Continue the passage below on the GIPF electrostatic descriptors from the point where it stops.

===== TEXT EXTRACT

The electrostatic subset of the GIPF parameters described by Prof. Peter Politzer are also included in all versions of the QMF output. These descriptors, **piV, sigmaPV, sigmaNV, sumsigma, **and** sigmanew** describe several aspects of the surface electrostatic potential distribution. They are strictly Molecular descriptors, and do not have analogous Atomic or Regional counterparts. The **piV** descriptor, actually known in the Politzer literature as _{v}, is a polarity parameter describing the extent of polarity of a molecule. The **sigmaPV **and** sigmaNV** parameters are the standard deviations of the positive and negative portions of the surface electrostatic potential distribution, respectively. The **sigmanew** parameter is yet another electrostatic potential distribution width descriptor. These parameters, in conjunction with a volume-normalized polarizabilitiy parameter and a local average ionization potential minimum have been used to successfully model a large number of molecular properties. It is interesting to note that these parameters do not often show up in the top models of PLS regression MOMs in any of the datasets run to date. Their latent data appears to have been overshadowed by other indices which correlate more directly with the non-bonded intermolecular interactions that have been studied by our group so far.

==========
===== GIVEN DATA

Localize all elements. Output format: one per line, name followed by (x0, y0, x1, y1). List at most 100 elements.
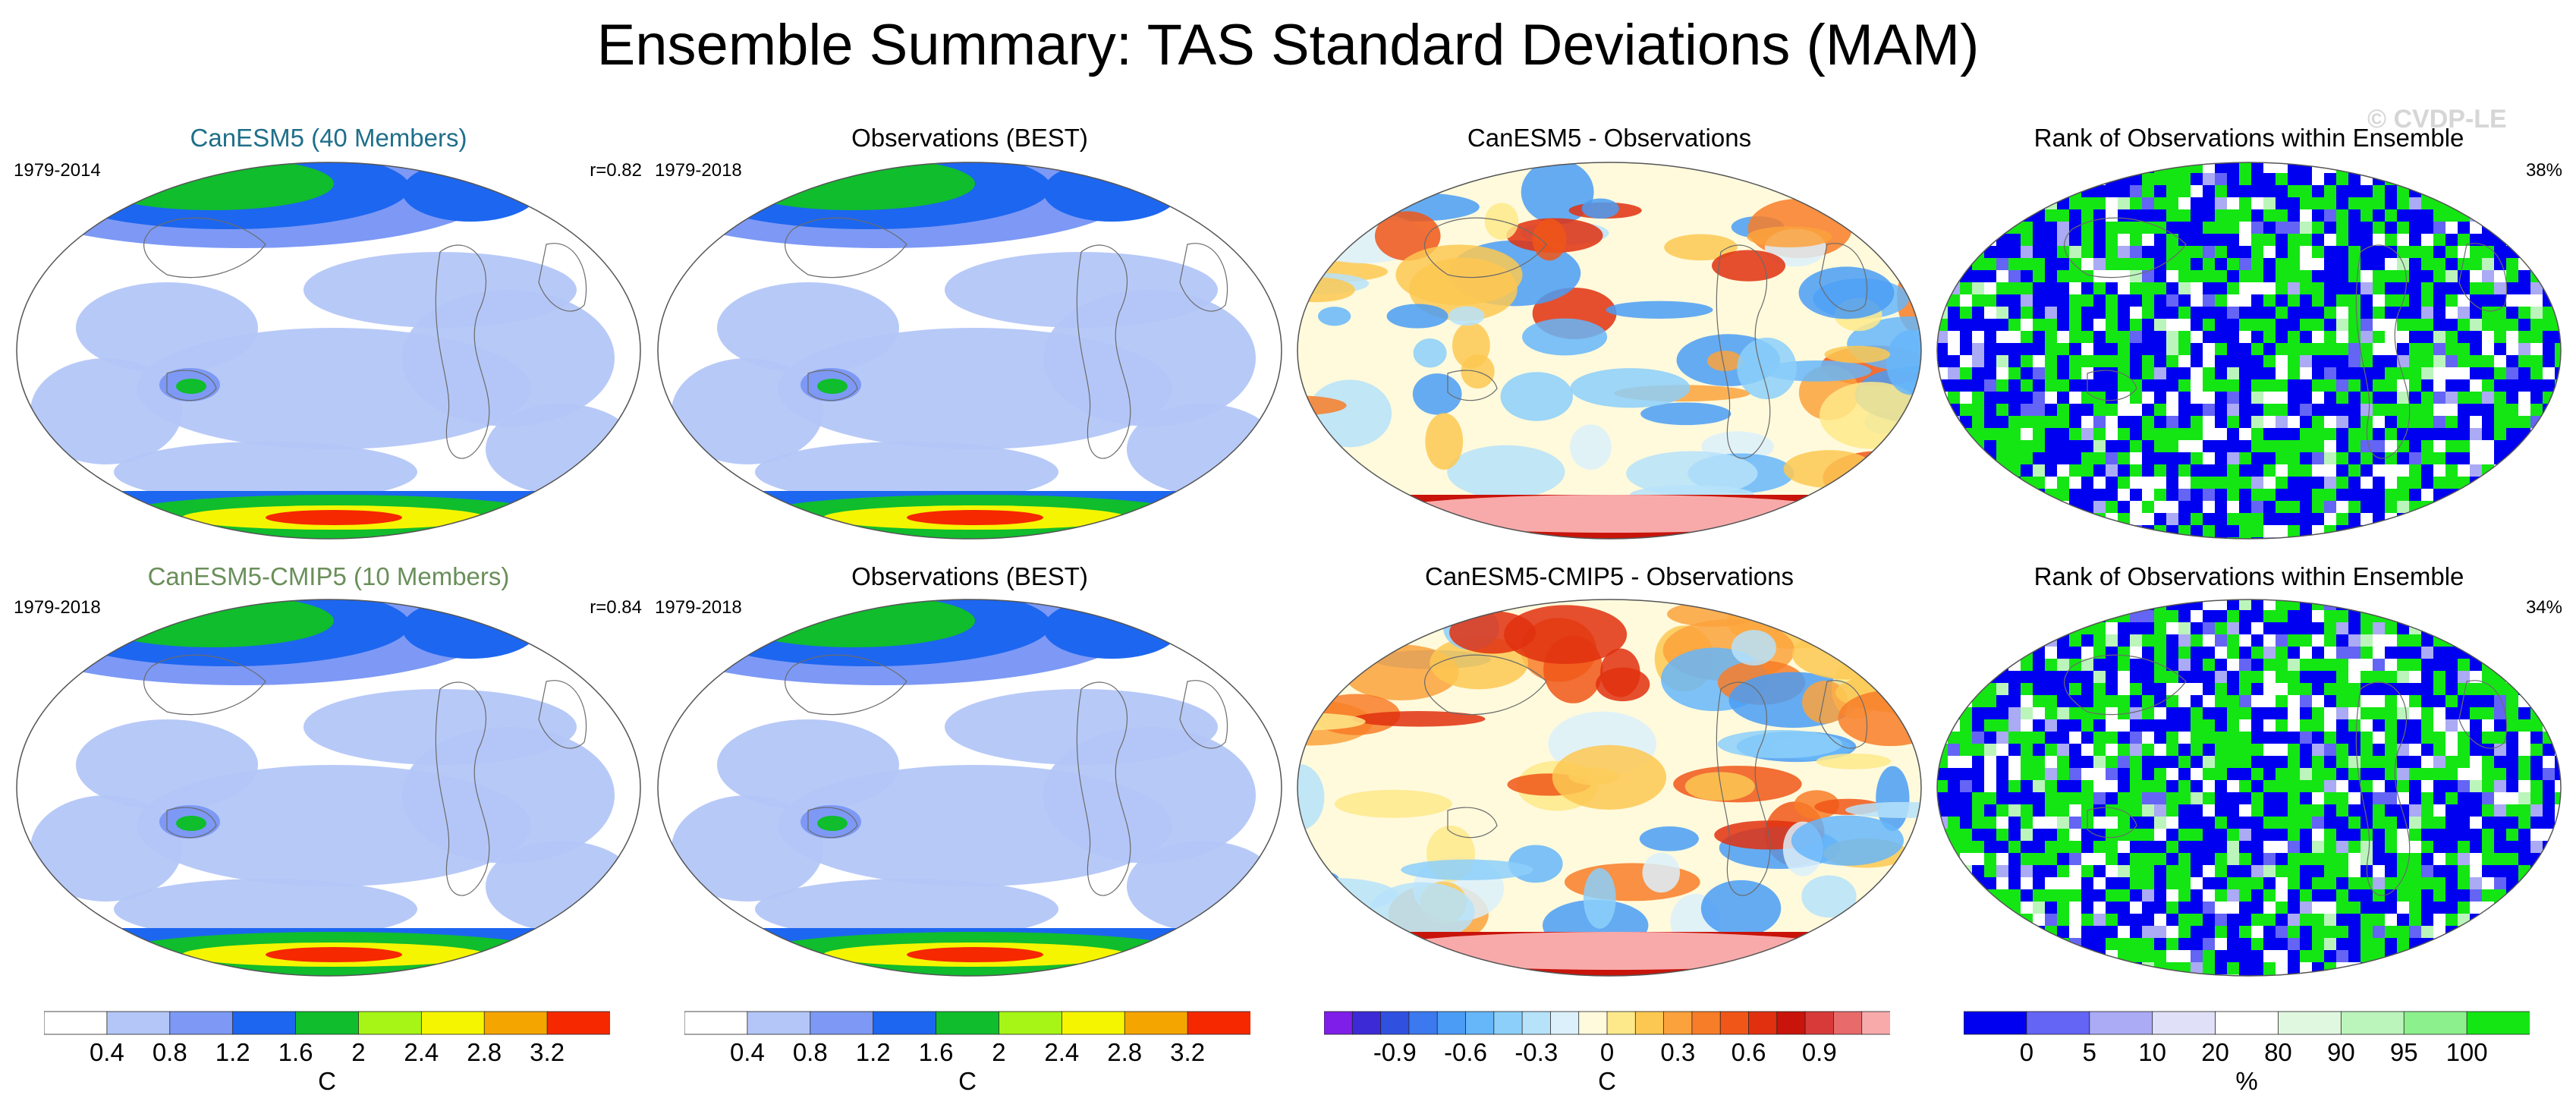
colorbar-swatch (1061, 1011, 1126, 1035)
colorbar-swatch (999, 1011, 1063, 1035)
main-title: Ensemble Summary: TAS Standard Deviation… (596, 13, 1980, 77)
colorbar-tick-label: 10 (2138, 1038, 2167, 1066)
period-label-r1c1: 1979-2014 (14, 160, 101, 181)
colorbar-swatch (1465, 1011, 1495, 1035)
colorbar-stddev-1 (44, 1011, 610, 1035)
colorbar-swatch (1804, 1011, 1835, 1035)
colorbar-tick-label: 0.4 (729, 1038, 765, 1066)
colorbar-swatch (232, 1011, 297, 1035)
colorbar-swatch (2089, 1011, 2153, 1035)
colorbar-swatch (420, 1011, 486, 1035)
colorbar-swatch (1380, 1011, 1410, 1035)
colorbar-tick-label: 0 (2019, 1038, 2034, 1066)
period-label-r2c1: 1979-2018 (14, 597, 101, 618)
colorbar-tick-label: 0.8 (792, 1038, 828, 1066)
colorbar-rank-4 (1964, 1011, 2530, 1035)
colorbar-tick-label: 2.4 (404, 1038, 439, 1066)
colorbar-difference-3 (1324, 1011, 1890, 1035)
colorbar-swatch (1436, 1011, 1467, 1035)
colorbar-tick-label: 0.6 (1731, 1038, 1766, 1066)
colorbar-units: C (1598, 1067, 1616, 1095)
colorbar-swatch (1833, 1011, 1863, 1035)
colorbar-tick-label: 2.8 (1107, 1038, 1143, 1066)
stat-label-r1c4: 38% (2525, 160, 2562, 181)
colorbar-tick-label: 2 (992, 1038, 1006, 1066)
colorbar-tick-label: 3.2 (530, 1038, 565, 1066)
colorbar-swatch (2152, 1011, 2216, 1035)
colorbar-swatch (1634, 1011, 1665, 1035)
panel-title-r1c4: Rank of Observations within Ensemble (2033, 124, 2464, 152)
colorbar-tick-label: 0.8 (152, 1038, 187, 1066)
colorbar-units: C (318, 1067, 336, 1095)
panel-title-r1c3: CanESM5 - Observations (1467, 124, 1752, 152)
colorbar-swatch (1719, 1011, 1750, 1035)
colorbar-swatch (2026, 1011, 2090, 1035)
stat-label-r2c4: 34% (2525, 597, 2562, 618)
map-panel-r2c1 (16, 599, 641, 977)
colorbar-swatch (1861, 1011, 1890, 1035)
colorbar-tick-label: 1.2 (855, 1038, 891, 1066)
colorbar-swatch (2340, 1011, 2405, 1035)
colorbar-swatch (1351, 1011, 1382, 1035)
colorbar-swatch (1324, 1011, 1354, 1035)
colorbar-tick-label: 80 (2264, 1038, 2292, 1066)
colorbar-tick-label: 5 (2082, 1038, 2096, 1066)
stat-label-r1c1: r=0.82 (590, 160, 642, 181)
colorbar-tick-label: 2.8 (467, 1038, 502, 1066)
colorbar-swatch (936, 1011, 1000, 1035)
colorbar-units: % (2235, 1067, 2258, 1095)
colorbar-tick-label: 0.9 (1801, 1038, 1837, 1066)
colorbar-units: C (958, 1067, 977, 1095)
colorbar-tick-label: 0.4 (89, 1038, 124, 1066)
colorbar-swatch (1964, 1011, 2027, 1035)
colorbar-swatch (2403, 1011, 2468, 1035)
colorbar-tick-label: 90 (2326, 1038, 2355, 1066)
colorbar-tick-label: 1.2 (215, 1038, 250, 1066)
colorbar-swatch (684, 1011, 748, 1035)
colorbar-swatch (295, 1011, 360, 1035)
colorbar-swatch (1663, 1011, 1693, 1035)
panel-title-r2c3: CanESM5-CMIP5 - Observations (1425, 562, 1794, 590)
map-panel-r2c2 (657, 599, 1282, 977)
colorbar-swatch (546, 1011, 610, 1035)
stat-label-r2c1: r=0.84 (590, 597, 642, 618)
panel-title-r2c1: CanESM5-CMIP5 (10 Members) (147, 562, 510, 590)
colorbar-swatch (483, 1011, 549, 1035)
colorbar-swatch (810, 1011, 874, 1035)
colorbar-tick-label: 95 (2389, 1038, 2418, 1066)
colorbar-tick-label: 0.3 (1660, 1038, 1696, 1066)
colorbar-tick-label: 2 (351, 1038, 366, 1066)
colorbar-swatch (1578, 1011, 1608, 1035)
colorbar-tick-label: -0.6 (1444, 1038, 1487, 1066)
colorbar-swatch (2278, 1011, 2342, 1035)
period-label-r1c2: 1979-2018 (655, 160, 742, 181)
map-panel-r1c1 (16, 162, 641, 540)
period-label-r2c2: 1979-2018 (655, 597, 742, 618)
panel-title-r1c2: Observations (BEST) (851, 124, 1088, 152)
panel-title-r2c4: Rank of Observations within Ensemble (2033, 562, 2464, 590)
panel-title-r2c2: Observations (BEST) (851, 562, 1088, 590)
map-panel-r1c4 (1936, 162, 2562, 540)
colorbar-swatch (1549, 1011, 1580, 1035)
colorbar-tick-label: -0.3 (1514, 1038, 1558, 1066)
colorbar-swatch (106, 1011, 171, 1035)
colorbar-tick-label: 1.6 (918, 1038, 954, 1066)
map-panel-r1c2 (657, 162, 1282, 540)
panel-title-r1c1: CanESM5 (40 Members) (190, 124, 467, 152)
map-panel-r2c3 (1297, 599, 1922, 977)
map-panel-r2c4 (1936, 599, 2562, 977)
colorbar-tick-label: 100 (2445, 1038, 2488, 1066)
colorbar-tick-label: 0 (1599, 1038, 1615, 1066)
colorbar-swatch (358, 1011, 423, 1035)
colorbar-swatch (44, 1011, 108, 1035)
colorbar-tick-label: 3.2 (1170, 1038, 1206, 1066)
colorbar-swatch (2466, 1011, 2530, 1035)
colorbar-swatch (1748, 1011, 1778, 1035)
colorbar-swatch (1493, 1011, 1524, 1035)
colorbar-tick-label: 1.6 (278, 1038, 313, 1066)
colorbar-swatch (1521, 1011, 1552, 1035)
colorbar-swatch (169, 1011, 234, 1035)
colorbar-swatch (2215, 1011, 2279, 1035)
colorbar-swatch (747, 1011, 811, 1035)
map-panel-r1c3 (1297, 162, 1922, 540)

==========

- WRITTEN ANSWER:
An example of a more direct form of electrostatic potential descriptor can be found in the **EP1, EP2, EP3, EP4, EP5, EP6, EP7, EP8, EP9, **and** EP10** histogram bins. These bins are not found in the Atomic or Regional the QMF formats, but are present in the Molecular format sections of both “Old” and “New” QMF files. These bins directly represent the scalar electrostatic potential values on the surface of the molecules, and begin at -4x10^{-3} atomic units and range up to 4x10^{-3} atomic units in increments of 1x10^{-3} atomic units. As in the **SIEP** form of this function, surface areas in each of the bins provide information about the distribution of the electrostatic potential over the molecular surface. These descriptors are often found in the best models of hydrogen bonding systems and in regressions concerning polar or dipolar molecules. Donor / Acceptor behavior is also modeled well using these histogram descriptors. The drawbacks of this kind of descriptor over those in the GIPF system are that more descriptors are needed in a given model to represent a subtle change in a distribution. On the other hand, the GIPF electrostatic potential descriptors give only a crude description of the shape of the surface potential. This is one argument for using both kinds of descriptors together in systems where electrostatic effects are likely to be important.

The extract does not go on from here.